Search the material for the string "text" and copy each line where it occurs.

Given records>
————
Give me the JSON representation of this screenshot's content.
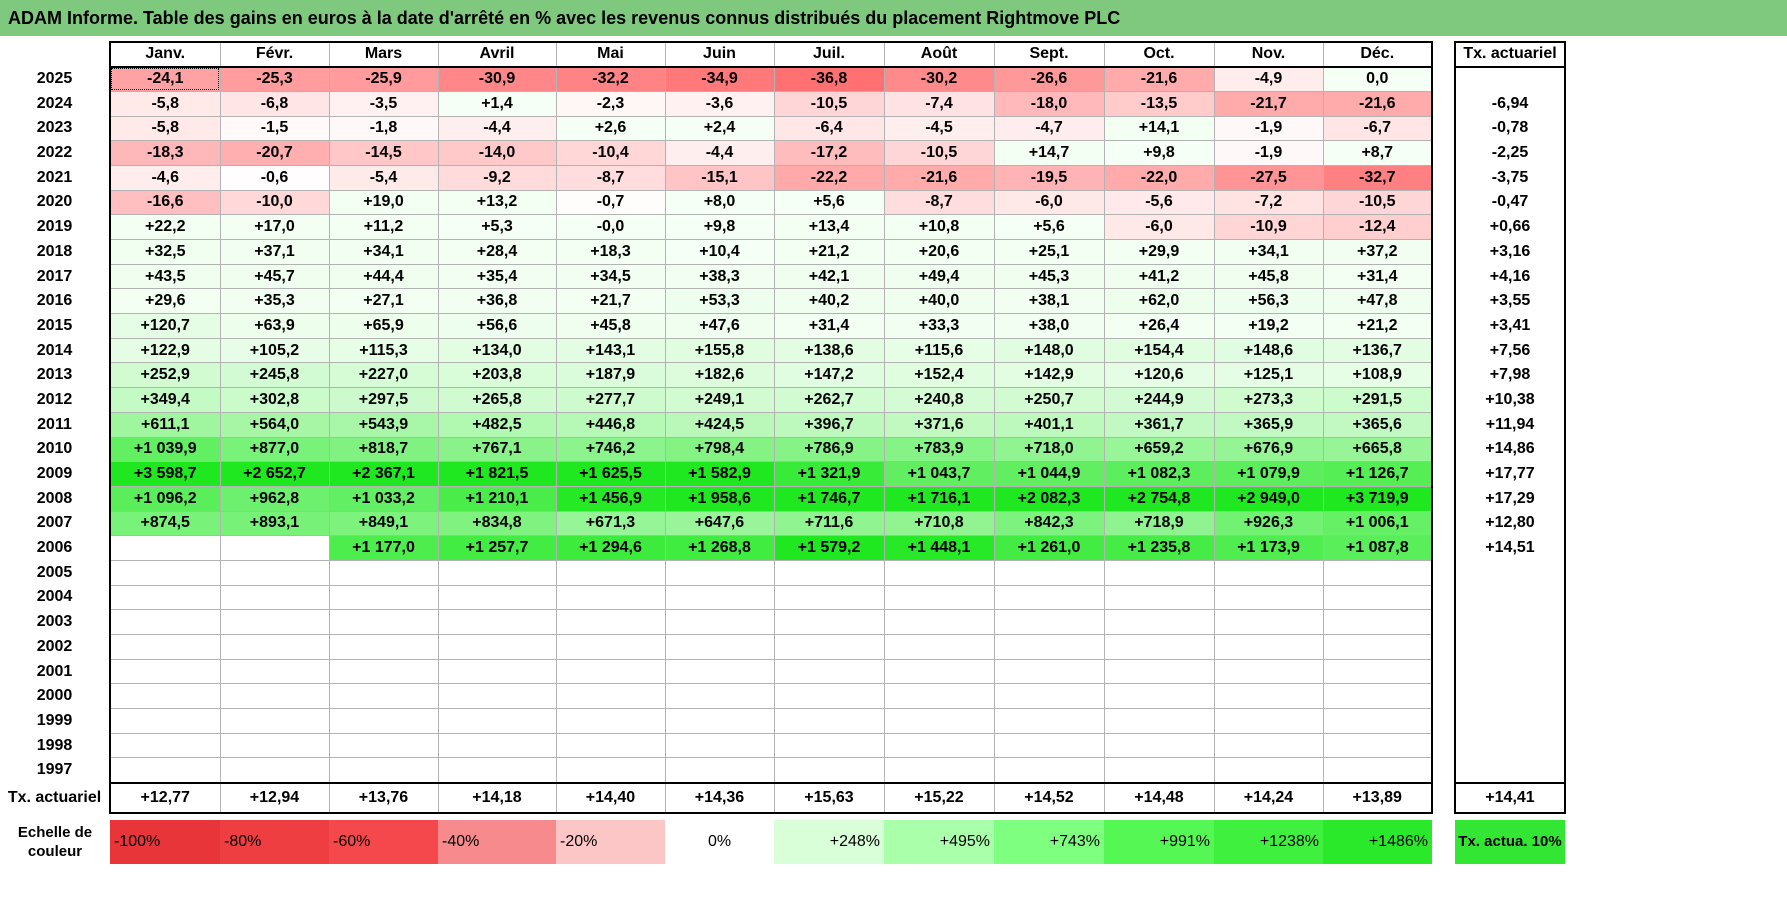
{
  "title": "ADAM Informe. Table des gains en euros à la date d'arrêté en % avec les revenus connus distribués du placement Rightmove PLC",
  "header": {
    "months": [
      "Janv.",
      "Févr.",
      "Mars",
      "Avril",
      "Mai",
      "Juin",
      "Juil.",
      "Août",
      "Sept.",
      "Oct.",
      "Nov.",
      "Déc."
    ],
    "actuarial": "Tx. actuariel"
  },
  "rows": [
    {
      "year": "2025",
      "values": [
        "-24,1",
        "-25,3",
        "-25,9",
        "-30,9",
        "-32,2",
        "-34,9",
        "-36,8",
        "-30,2",
        "-26,6",
        "-21,6",
        "-4,9",
        "0,0"
      ],
      "rate": ""
    },
    {
      "year": "2024",
      "values": [
        "-5,8",
        "-6,8",
        "-3,5",
        "+1,4",
        "-2,3",
        "-3,6",
        "-10,5",
        "-7,4",
        "-18,0",
        "-13,5",
        "-21,7",
        "-21,6"
      ],
      "rate": "-6,94"
    },
    {
      "year": "2023",
      "values": [
        "-5,8",
        "-1,5",
        "-1,8",
        "-4,4",
        "+2,6",
        "+2,4",
        "-6,4",
        "-4,5",
        "-4,7",
        "+14,1",
        "-1,9",
        "-6,7"
      ],
      "rate": "-0,78"
    },
    {
      "year": "2022",
      "values": [
        "-18,3",
        "-20,7",
        "-14,5",
        "-14,0",
        "-10,4",
        "-4,4",
        "-17,2",
        "-10,5",
        "+14,7",
        "+9,8",
        "-1,9",
        "+8,7"
      ],
      "rate": "-2,25"
    },
    {
      "year": "2021",
      "values": [
        "-4,6",
        "-0,6",
        "-5,4",
        "-9,2",
        "-8,7",
        "-15,1",
        "-22,2",
        "-21,6",
        "-19,5",
        "-22,0",
        "-27,5",
        "-32,7"
      ],
      "rate": "-3,75"
    },
    {
      "year": "2020",
      "values": [
        "-16,6",
        "-10,0",
        "+19,0",
        "+13,2",
        "-0,7",
        "+8,0",
        "+5,6",
        "-8,7",
        "-6,0",
        "-5,6",
        "-7,2",
        "-10,5"
      ],
      "rate": "-0,47"
    },
    {
      "year": "2019",
      "values": [
        "+22,2",
        "+17,0",
        "+11,2",
        "+5,3",
        "-0,0",
        "+9,8",
        "+13,4",
        "+10,8",
        "+5,6",
        "-6,0",
        "-10,9",
        "-12,4"
      ],
      "rate": "+0,66"
    },
    {
      "year": "2018",
      "values": [
        "+32,5",
        "+37,1",
        "+34,1",
        "+28,4",
        "+18,3",
        "+10,4",
        "+21,2",
        "+20,6",
        "+25,1",
        "+29,9",
        "+34,1",
        "+37,2"
      ],
      "rate": "+3,16"
    },
    {
      "year": "2017",
      "values": [
        "+43,5",
        "+45,7",
        "+44,4",
        "+35,4",
        "+34,5",
        "+38,3",
        "+42,1",
        "+49,4",
        "+45,3",
        "+41,2",
        "+45,8",
        "+31,4"
      ],
      "rate": "+4,16"
    },
    {
      "year": "2016",
      "values": [
        "+29,6",
        "+35,3",
        "+27,1",
        "+36,8",
        "+21,7",
        "+53,3",
        "+40,2",
        "+40,0",
        "+38,1",
        "+62,0",
        "+56,3",
        "+47,8"
      ],
      "rate": "+3,55"
    },
    {
      "year": "2015",
      "values": [
        "+120,7",
        "+63,9",
        "+65,9",
        "+56,6",
        "+45,8",
        "+47,6",
        "+31,4",
        "+33,3",
        "+38,0",
        "+26,4",
        "+19,2",
        "+21,2"
      ],
      "rate": "+3,41"
    },
    {
      "year": "2014",
      "values": [
        "+122,9",
        "+105,2",
        "+115,3",
        "+134,0",
        "+143,1",
        "+155,8",
        "+138,6",
        "+115,6",
        "+148,0",
        "+154,4",
        "+148,6",
        "+136,7"
      ],
      "rate": "+7,56"
    },
    {
      "year": "2013",
      "values": [
        "+252,9",
        "+245,8",
        "+227,0",
        "+203,8",
        "+187,9",
        "+182,6",
        "+147,2",
        "+152,4",
        "+142,9",
        "+120,6",
        "+125,1",
        "+108,9"
      ],
      "rate": "+7,98"
    },
    {
      "year": "2012",
      "values": [
        "+349,4",
        "+302,8",
        "+297,5",
        "+265,8",
        "+277,7",
        "+249,1",
        "+262,7",
        "+240,8",
        "+250,7",
        "+244,9",
        "+273,3",
        "+291,5"
      ],
      "rate": "+10,38"
    },
    {
      "year": "2011",
      "values": [
        "+611,1",
        "+564,0",
        "+543,9",
        "+482,5",
        "+446,8",
        "+424,5",
        "+396,7",
        "+371,6",
        "+401,1",
        "+361,7",
        "+365,9",
        "+365,6"
      ],
      "rate": "+11,94"
    },
    {
      "year": "2010",
      "values": [
        "+1 039,9",
        "+877,0",
        "+818,7",
        "+767,1",
        "+746,2",
        "+798,4",
        "+786,9",
        "+783,9",
        "+718,0",
        "+659,2",
        "+676,9",
        "+665,8"
      ],
      "rate": "+14,86"
    },
    {
      "year": "2009",
      "values": [
        "+3 598,7",
        "+2 652,7",
        "+2 367,1",
        "+1 821,5",
        "+1 625,5",
        "+1 582,9",
        "+1 321,9",
        "+1 043,7",
        "+1 044,9",
        "+1 082,3",
        "+1 079,9",
        "+1 126,7"
      ],
      "rate": "+17,77"
    },
    {
      "year": "2008",
      "values": [
        "+1 096,2",
        "+962,8",
        "+1 033,2",
        "+1 210,1",
        "+1 456,9",
        "+1 958,6",
        "+1 746,7",
        "+1 716,1",
        "+2 082,3",
        "+2 754,8",
        "+2 949,0",
        "+3 719,9"
      ],
      "rate": "+17,29"
    },
    {
      "year": "2007",
      "values": [
        "+874,5",
        "+893,1",
        "+849,1",
        "+834,8",
        "+671,3",
        "+647,6",
        "+711,6",
        "+710,8",
        "+842,3",
        "+718,9",
        "+926,3",
        "+1 006,1"
      ],
      "rate": "+12,80"
    },
    {
      "year": "2006",
      "values": [
        "",
        "",
        "+1 177,0",
        "+1 257,7",
        "+1 294,6",
        "+1 268,8",
        "+1 579,2",
        "+1 448,1",
        "+1 261,0",
        "+1 235,8",
        "+1 173,9",
        "+1 087,8"
      ],
      "rate": "+14,51"
    },
    {
      "year": "2005",
      "values": [
        "",
        "",
        "",
        "",
        "",
        "",
        "",
        "",
        "",
        "",
        "",
        ""
      ],
      "rate": ""
    },
    {
      "year": "2004",
      "values": [
        "",
        "",
        "",
        "",
        "",
        "",
        "",
        "",
        "",
        "",
        "",
        ""
      ],
      "rate": ""
    },
    {
      "year": "2003",
      "values": [
        "",
        "",
        "",
        "",
        "",
        "",
        "",
        "",
        "",
        "",
        "",
        ""
      ],
      "rate": ""
    },
    {
      "year": "2002",
      "values": [
        "",
        "",
        "",
        "",
        "",
        "",
        "",
        "",
        "",
        "",
        "",
        ""
      ],
      "rate": ""
    },
    {
      "year": "2001",
      "values": [
        "",
        "",
        "",
        "",
        "",
        "",
        "",
        "",
        "",
        "",
        "",
        ""
      ],
      "rate": ""
    },
    {
      "year": "2000",
      "values": [
        "",
        "",
        "",
        "",
        "",
        "",
        "",
        "",
        "",
        "",
        "",
        ""
      ],
      "rate": ""
    },
    {
      "year": "1999",
      "values": [
        "",
        "",
        "",
        "",
        "",
        "",
        "",
        "",
        "",
        "",
        "",
        ""
      ],
      "rate": ""
    },
    {
      "year": "1998",
      "values": [
        "",
        "",
        "",
        "",
        "",
        "",
        "",
        "",
        "",
        "",
        "",
        ""
      ],
      "rate": ""
    },
    {
      "year": "1997",
      "values": [
        "",
        "",
        "",
        "",
        "",
        "",
        "",
        "",
        "",
        "",
        "",
        ""
      ],
      "rate": ""
    }
  ],
  "footer": {
    "label": "Tx. actuariel",
    "values": [
      "+12,77",
      "+12,94",
      "+13,76",
      "+14,18",
      "+14,40",
      "+14,36",
      "+15,63",
      "+15,22",
      "+14,52",
      "+14,48",
      "+14,24",
      "+13,89"
    ],
    "total": "+14,41"
  },
  "legend": {
    "label": "Echelle de couleur",
    "items": [
      {
        "text": "-100%",
        "color": "#e8353a"
      },
      {
        "text": "-80%",
        "color": "#ef3e42"
      },
      {
        "text": "-60%",
        "color": "#f4484c"
      },
      {
        "text": "-40%",
        "color": "#f78a8c"
      },
      {
        "text": "-20%",
        "color": "#fcc6c7"
      },
      {
        "text": "0%",
        "color": "#ffffff"
      },
      {
        "text": "+248%",
        "color": "#d8ffd8"
      },
      {
        "text": "+495%",
        "color": "#aaffaa"
      },
      {
        "text": "+743%",
        "color": "#7fff7f"
      },
      {
        "text": "+991%",
        "color": "#55f755"
      },
      {
        "text": "+1238%",
        "color": "#3ff03f"
      },
      {
        "text": "+1486%",
        "color": "#2ae82a"
      }
    ],
    "rate_label": "Tx. actua. 10%",
    "rate_color": "#33e633"
  }
}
————
Reply>
        "text": "-100%",
        "text": "-80%",
        "text": "-60%",
        "text": "-40%",
        "text": "-20%",
        "text": "0%",
        "text": "+248%",
        "text": "+495%",
        "text": "+743%",
        "text": "+991%",
        "text": "+1238%",
        "text": "+1486%",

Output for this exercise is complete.